>>
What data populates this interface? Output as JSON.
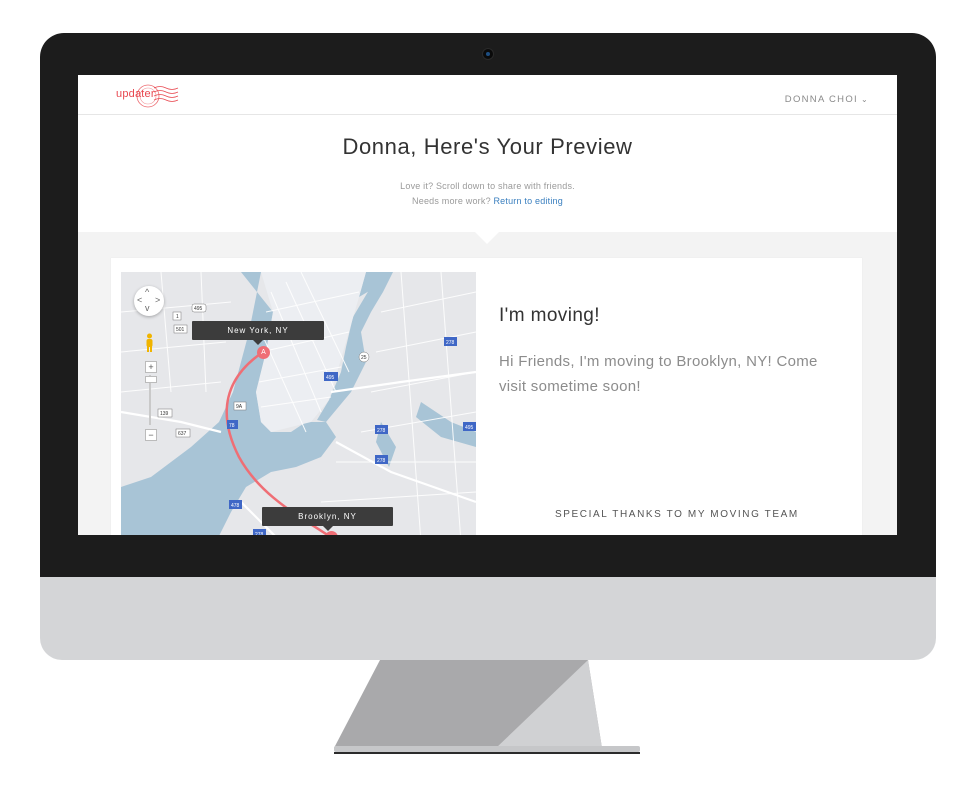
{
  "app": {
    "logo_text": "updater",
    "user_name": "DONNA CHOI",
    "brand_color": "#e8474f",
    "link_color": "#3a7fbf"
  },
  "hero": {
    "title": "Donna, Here's Your Preview",
    "line1": "Love it? Scroll down to share with friends.",
    "line2_prefix": "Needs more work?",
    "line2_link": "Return to editing"
  },
  "map": {
    "origin_label": "New York, NY",
    "destination_label": "Brooklyn, NY",
    "origin_marker": "A",
    "route_color": "#ef6e75",
    "road_shields": [
      "495",
      "1",
      "501",
      "25",
      "278",
      "495",
      "9A",
      "139",
      "637",
      "78",
      "278",
      "495",
      "278",
      "478",
      "278"
    ],
    "zoom_in": "+",
    "zoom_out": "−"
  },
  "message": {
    "title": "I'm moving!",
    "body": "Hi Friends, I'm moving to Brooklyn, NY! Come visit sometime soon!"
  },
  "team": {
    "title": "SPECIAL THANKS TO MY MOVING TEAM"
  }
}
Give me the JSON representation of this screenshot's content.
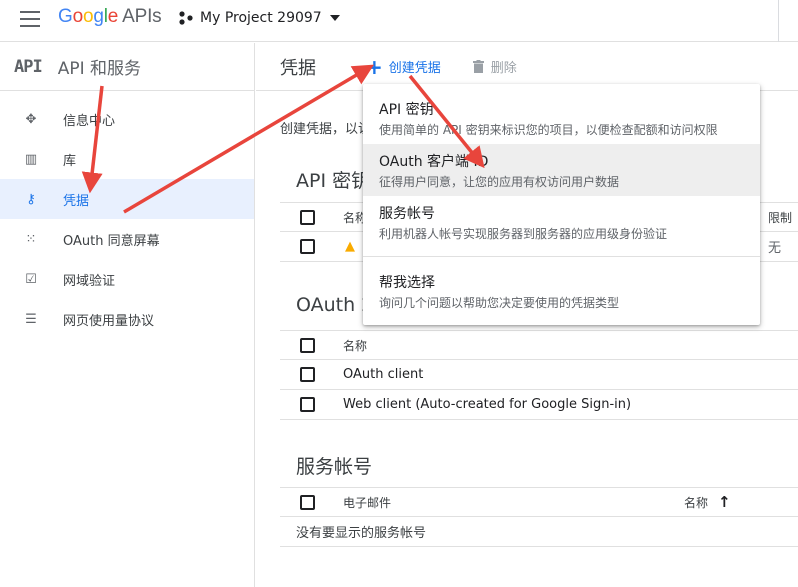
<<
Exercise description: Your copy should match the records word for word, with the pictures removed.

Problem solution:
What data populates this interface? Output as JSON.
{
  "app": {
    "logo_text": "updater",
    "user_name": "DONNA CHOI",
    "brand_color": "#e8474f",
    "link_color": "#3a7fbf"
  },
  "hero": {
    "title": "Donna, Here's Your Preview",
    "line1": "Love it? Scroll down to share with friends.",
    "line2_prefix": "Needs more work?",
    "line2_link": "Return to editing"
  },
  "map": {
    "origin_label": "New York, NY",
    "destination_label": "Brooklyn, NY",
    "origin_marker": "A",
    "route_color": "#ef6e75",
    "road_shields": [
      "495",
      "1",
      "501",
      "25",
      "278",
      "495",
      "9A",
      "139",
      "637",
      "78",
      "278",
      "495",
      "278",
      "478",
      "278"
    ],
    "zoom_in": "+",
    "zoom_out": "−"
  },
  "message": {
    "title": "I'm moving!",
    "body": "Hi Friends, I'm moving to Brooklyn, NY! Come visit sometime soon!"
  },
  "team": {
    "title": "SPECIAL THANKS TO MY MOVING TEAM"
  }
}
Give me the JSON representation of this screenshot's content.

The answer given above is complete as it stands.